WHAT THE TASK ASKS => Output every entry exactly as written.
☆ ☆ ☆ ☆ ☆
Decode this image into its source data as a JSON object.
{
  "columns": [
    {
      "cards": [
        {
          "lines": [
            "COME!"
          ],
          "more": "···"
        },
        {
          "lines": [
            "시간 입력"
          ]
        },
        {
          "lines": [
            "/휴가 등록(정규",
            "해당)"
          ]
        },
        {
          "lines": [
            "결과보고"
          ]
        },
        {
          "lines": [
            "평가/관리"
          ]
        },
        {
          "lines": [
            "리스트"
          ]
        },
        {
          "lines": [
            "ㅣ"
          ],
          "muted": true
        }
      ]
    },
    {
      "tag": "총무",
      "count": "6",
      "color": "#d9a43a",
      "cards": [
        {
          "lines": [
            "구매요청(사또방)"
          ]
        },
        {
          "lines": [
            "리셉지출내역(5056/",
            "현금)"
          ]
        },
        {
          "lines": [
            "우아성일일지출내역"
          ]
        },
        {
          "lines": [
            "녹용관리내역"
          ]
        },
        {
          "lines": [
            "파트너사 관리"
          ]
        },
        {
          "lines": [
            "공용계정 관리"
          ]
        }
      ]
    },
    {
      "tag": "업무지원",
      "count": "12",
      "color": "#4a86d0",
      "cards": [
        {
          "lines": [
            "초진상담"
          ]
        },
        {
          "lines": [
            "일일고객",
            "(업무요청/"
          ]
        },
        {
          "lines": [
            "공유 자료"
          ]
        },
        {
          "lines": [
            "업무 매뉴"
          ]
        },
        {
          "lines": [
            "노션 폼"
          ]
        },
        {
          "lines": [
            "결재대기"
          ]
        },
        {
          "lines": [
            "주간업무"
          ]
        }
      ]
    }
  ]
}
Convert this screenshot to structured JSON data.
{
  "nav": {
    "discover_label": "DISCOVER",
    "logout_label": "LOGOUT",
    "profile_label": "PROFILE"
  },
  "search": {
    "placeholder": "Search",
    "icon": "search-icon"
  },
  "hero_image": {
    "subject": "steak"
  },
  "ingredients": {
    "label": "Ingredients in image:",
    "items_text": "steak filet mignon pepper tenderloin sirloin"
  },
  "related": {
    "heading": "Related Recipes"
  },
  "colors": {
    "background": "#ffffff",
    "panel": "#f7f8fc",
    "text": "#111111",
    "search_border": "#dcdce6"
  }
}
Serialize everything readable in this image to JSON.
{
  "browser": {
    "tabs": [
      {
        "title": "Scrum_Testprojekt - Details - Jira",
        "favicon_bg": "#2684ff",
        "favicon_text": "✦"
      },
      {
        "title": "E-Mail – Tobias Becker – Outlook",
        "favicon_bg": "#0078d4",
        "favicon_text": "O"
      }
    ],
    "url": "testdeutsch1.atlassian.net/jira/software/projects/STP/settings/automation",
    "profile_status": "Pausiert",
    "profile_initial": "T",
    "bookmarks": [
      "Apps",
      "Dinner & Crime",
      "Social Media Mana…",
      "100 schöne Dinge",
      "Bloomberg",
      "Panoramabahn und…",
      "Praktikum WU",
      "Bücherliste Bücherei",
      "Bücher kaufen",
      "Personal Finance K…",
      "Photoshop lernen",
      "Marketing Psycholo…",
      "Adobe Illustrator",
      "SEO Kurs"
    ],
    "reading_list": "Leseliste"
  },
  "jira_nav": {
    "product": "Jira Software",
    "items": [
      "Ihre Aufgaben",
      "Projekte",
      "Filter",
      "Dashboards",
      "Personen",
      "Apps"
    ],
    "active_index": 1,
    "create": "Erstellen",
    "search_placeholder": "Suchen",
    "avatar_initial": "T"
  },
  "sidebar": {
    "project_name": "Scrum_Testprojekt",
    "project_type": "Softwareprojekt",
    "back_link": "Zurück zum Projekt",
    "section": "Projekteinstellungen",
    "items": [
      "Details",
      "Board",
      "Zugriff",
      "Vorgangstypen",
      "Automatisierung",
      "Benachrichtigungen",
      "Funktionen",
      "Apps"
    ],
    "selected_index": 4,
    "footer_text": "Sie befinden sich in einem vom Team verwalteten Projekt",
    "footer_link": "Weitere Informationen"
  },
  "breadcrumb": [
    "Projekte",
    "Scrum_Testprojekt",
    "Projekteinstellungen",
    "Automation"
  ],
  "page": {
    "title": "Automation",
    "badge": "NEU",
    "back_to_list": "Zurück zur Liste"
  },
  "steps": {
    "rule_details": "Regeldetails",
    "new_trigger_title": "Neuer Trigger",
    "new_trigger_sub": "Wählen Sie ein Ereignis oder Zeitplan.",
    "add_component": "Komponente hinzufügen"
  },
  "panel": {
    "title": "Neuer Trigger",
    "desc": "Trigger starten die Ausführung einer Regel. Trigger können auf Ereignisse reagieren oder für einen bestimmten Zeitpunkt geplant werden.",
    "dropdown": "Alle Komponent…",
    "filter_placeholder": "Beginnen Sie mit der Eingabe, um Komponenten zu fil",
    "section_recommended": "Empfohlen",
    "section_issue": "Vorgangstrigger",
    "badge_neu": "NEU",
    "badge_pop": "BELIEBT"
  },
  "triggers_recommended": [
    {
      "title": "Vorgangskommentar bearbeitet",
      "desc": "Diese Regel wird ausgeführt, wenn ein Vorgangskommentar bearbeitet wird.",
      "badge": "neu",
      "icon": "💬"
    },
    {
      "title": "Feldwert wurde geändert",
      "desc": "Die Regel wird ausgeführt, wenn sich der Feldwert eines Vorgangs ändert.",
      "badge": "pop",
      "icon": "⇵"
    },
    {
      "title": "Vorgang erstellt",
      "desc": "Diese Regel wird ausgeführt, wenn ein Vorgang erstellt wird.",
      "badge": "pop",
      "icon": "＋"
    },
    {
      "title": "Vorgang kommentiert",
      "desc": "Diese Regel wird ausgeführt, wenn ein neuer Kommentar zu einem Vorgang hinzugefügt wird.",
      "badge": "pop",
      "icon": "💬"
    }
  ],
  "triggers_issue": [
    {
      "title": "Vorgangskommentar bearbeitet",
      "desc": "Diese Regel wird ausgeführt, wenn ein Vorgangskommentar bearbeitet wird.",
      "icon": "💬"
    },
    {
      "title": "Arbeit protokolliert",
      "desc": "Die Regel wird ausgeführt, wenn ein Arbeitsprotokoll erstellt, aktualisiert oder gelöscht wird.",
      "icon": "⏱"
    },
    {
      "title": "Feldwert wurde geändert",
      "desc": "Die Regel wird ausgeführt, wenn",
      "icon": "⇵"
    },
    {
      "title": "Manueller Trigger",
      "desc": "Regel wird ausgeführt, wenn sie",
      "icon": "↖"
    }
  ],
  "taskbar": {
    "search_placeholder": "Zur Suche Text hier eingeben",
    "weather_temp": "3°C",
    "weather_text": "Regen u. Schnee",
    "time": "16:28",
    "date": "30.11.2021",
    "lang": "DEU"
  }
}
☆ ☆ ☆ ☆ ☆
THE RESULT =>
Decode this image into its source data as a JSON object.
{
  "columns": [
    {
      "cards": [
        {
          "lines": [
            "COME!"
          ],
          "more": "···"
        },
        {
          "lines": [
            "시간 입력"
          ]
        },
        {
          "lines": [
            "/휴가 등록(정규",
            "해당)"
          ]
        },
        {
          "lines": [
            "결과보고"
          ]
        },
        {
          "lines": [
            "평가/관리"
          ]
        },
        {
          "lines": [
            "리스트"
          ]
        },
        {
          "lines": [
            "ㅣ"
          ],
          "muted": true
        }
      ]
    },
    {
      "tag": "총무",
      "count": "6",
      "color": "#d9a43a",
      "cards": [
        {
          "lines": [
            "구매요청(사또방)"
          ]
        },
        {
          "lines": [
            "리셉지출내역(5056/",
            "현금)"
          ]
        },
        {
          "lines": [
            "우아성일일지출내역"
          ]
        },
        {
          "lines": [
            "녹용관리내역"
          ]
        },
        {
          "lines": [
            "파트너사 관리"
          ]
        },
        {
          "lines": [
            "공용계정 관리"
          ]
        }
      ]
    },
    {
      "tag": "업무지원",
      "count": "12",
      "color": "#4a86d0",
      "cards": [
        {
          "lines": [
            "초진상담"
          ]
        },
        {
          "lines": [
            "일일고객",
            "(업무요청/"
          ]
        },
        {
          "lines": [
            "공유 자료"
          ]
        },
        {
          "lines": [
            "업무 매뉴"
          ]
        },
        {
          "lines": [
            "노션 폼"
          ]
        },
        {
          "lines": [
            "결재대기"
          ]
        },
        {
          "lines": [
            "주간업무"
          ]
        }
      ]
    }
  ]
}
Convert this screenshot to structured JSON data.
{
  "nav": {
    "discover_label": "DISCOVER",
    "logout_label": "LOGOUT",
    "profile_label": "PROFILE"
  },
  "search": {
    "placeholder": "Search",
    "icon": "search-icon"
  },
  "hero_image": {
    "subject": "steak"
  },
  "ingredients": {
    "label": "Ingredients in image:",
    "items_text": "steak filet mignon pepper tenderloin sirloin"
  },
  "related": {
    "heading": "Related Recipes"
  },
  "colors": {
    "background": "#ffffff",
    "panel": "#f7f8fc",
    "text": "#111111",
    "search_border": "#dcdce6"
  }
}
Serialize everything readable in this image to JSON.
{
  "browser": {
    "tabs": [
      {
        "title": "Scrum_Testprojekt - Details - Jira",
        "favicon_bg": "#2684ff",
        "favicon_text": "✦"
      },
      {
        "title": "E-Mail – Tobias Becker – Outlook",
        "favicon_bg": "#0078d4",
        "favicon_text": "O"
      }
    ],
    "url": "testdeutsch1.atlassian.net/jira/software/projects/STP/settings/automation",
    "profile_status": "Pausiert",
    "profile_initial": "T",
    "bookmarks": [
      "Apps",
      "Dinner & Crime",
      "Social Media Mana…",
      "100 schöne Dinge",
      "Bloomberg",
      "Panoramabahn und…",
      "Praktikum WU",
      "Bücherliste Bücherei",
      "Bücher kaufen",
      "Personal Finance K…",
      "Photoshop lernen",
      "Marketing Psycholo…",
      "Adobe Illustrator",
      "SEO Kurs"
    ],
    "reading_list": "Leseliste"
  },
  "jira_nav": {
    "product": "Jira Software",
    "items": [
      "Ihre Aufgaben",
      "Projekte",
      "Filter",
      "Dashboards",
      "Personen",
      "Apps"
    ],
    "active_index": 1,
    "create": "Erstellen",
    "search_placeholder": "Suchen",
    "avatar_initial": "T"
  },
  "sidebar": {
    "project_name": "Scrum_Testprojekt",
    "project_type": "Softwareprojekt",
    "back_link": "Zurück zum Projekt",
    "section": "Projekteinstellungen",
    "items": [
      "Details",
      "Board",
      "Zugriff",
      "Vorgangstypen",
      "Automatisierung",
      "Benachrichtigungen",
      "Funktionen",
      "Apps"
    ],
    "selected_index": 4,
    "footer_text": "Sie befinden sich in einem vom Team verwalteten Projekt",
    "footer_link": "Weitere Informationen"
  },
  "breadcrumb": [
    "Projekte",
    "Scrum_Testprojekt",
    "Projekteinstellungen",
    "Automation"
  ],
  "page": {
    "title": "Automation",
    "badge": "NEU",
    "back_to_list": "Zurück zur Liste"
  },
  "steps": {
    "rule_details": "Regeldetails",
    "new_trigger_title": "Neuer Trigger",
    "new_trigger_sub": "Wählen Sie ein Ereignis oder Zeitplan.",
    "add_component": "Komponente hinzufügen"
  },
  "panel": {
    "title": "Neuer Trigger",
    "desc": "Trigger starten die Ausführung einer Regel. Trigger können auf Ereignisse reagieren oder für einen bestimmten Zeitpunkt geplant werden.",
    "dropdown": "Alle Komponent…",
    "filter_placeholder": "Beginnen Sie mit der Eingabe, um Komponenten zu fil",
    "section_recommended": "Empfohlen",
    "section_issue": "Vorgangstrigger",
    "badge_neu": "NEU",
    "badge_pop": "BELIEBT"
  },
  "triggers_recommended": [
    {
      "title": "Vorgangskommentar bearbeitet",
      "desc": "Diese Regel wird ausgeführt, wenn ein Vorgangskommentar bearbeitet wird.",
      "badge": "neu",
      "icon": "💬"
    },
    {
      "title": "Feldwert wurde geändert",
      "desc": "Die Regel wird ausgeführt, wenn sich der Feldwert eines Vorgangs ändert.",
      "badge": "pop",
      "icon": "⇵"
    },
    {
      "title": "Vorgang erstellt",
      "desc": "Diese Regel wird ausgeführt, wenn ein Vorgang erstellt wird.",
      "badge": "pop",
      "icon": "＋"
    },
    {
      "title": "Vorgang kommentiert",
      "desc": "Diese Regel wird ausgeführt, wenn ein neuer Kommentar zu einem Vorgang hinzugefügt wird.",
      "badge": "pop",
      "icon": "💬"
    }
  ],
  "triggers_issue": [
    {
      "title": "Vorgangskommentar bearbeitet",
      "desc": "Diese Regel wird ausgeführt, wenn ein Vorgangskommentar bearbeitet wird.",
      "icon": "💬"
    },
    {
      "title": "Arbeit protokolliert",
      "desc": "Die Regel wird ausgeführt, wenn ein Arbeitsprotokoll erstellt, aktualisiert oder gelöscht wird.",
      "icon": "⏱"
    },
    {
      "title": "Feldwert wurde geändert",
      "desc": "Die Regel wird ausgeführt, wenn",
      "icon": "⇵"
    },
    {
      "title": "Manueller Trigger",
      "desc": "Regel wird ausgeführt, wenn sie",
      "icon": "↖"
    }
  ],
  "taskbar": {
    "search_placeholder": "Zur Suche Text hier eingeben",
    "weather_temp": "3°C",
    "weather_text": "Regen u. Schnee",
    "time": "16:28",
    "date": "30.11.2021",
    "lang": "DEU"
  }
}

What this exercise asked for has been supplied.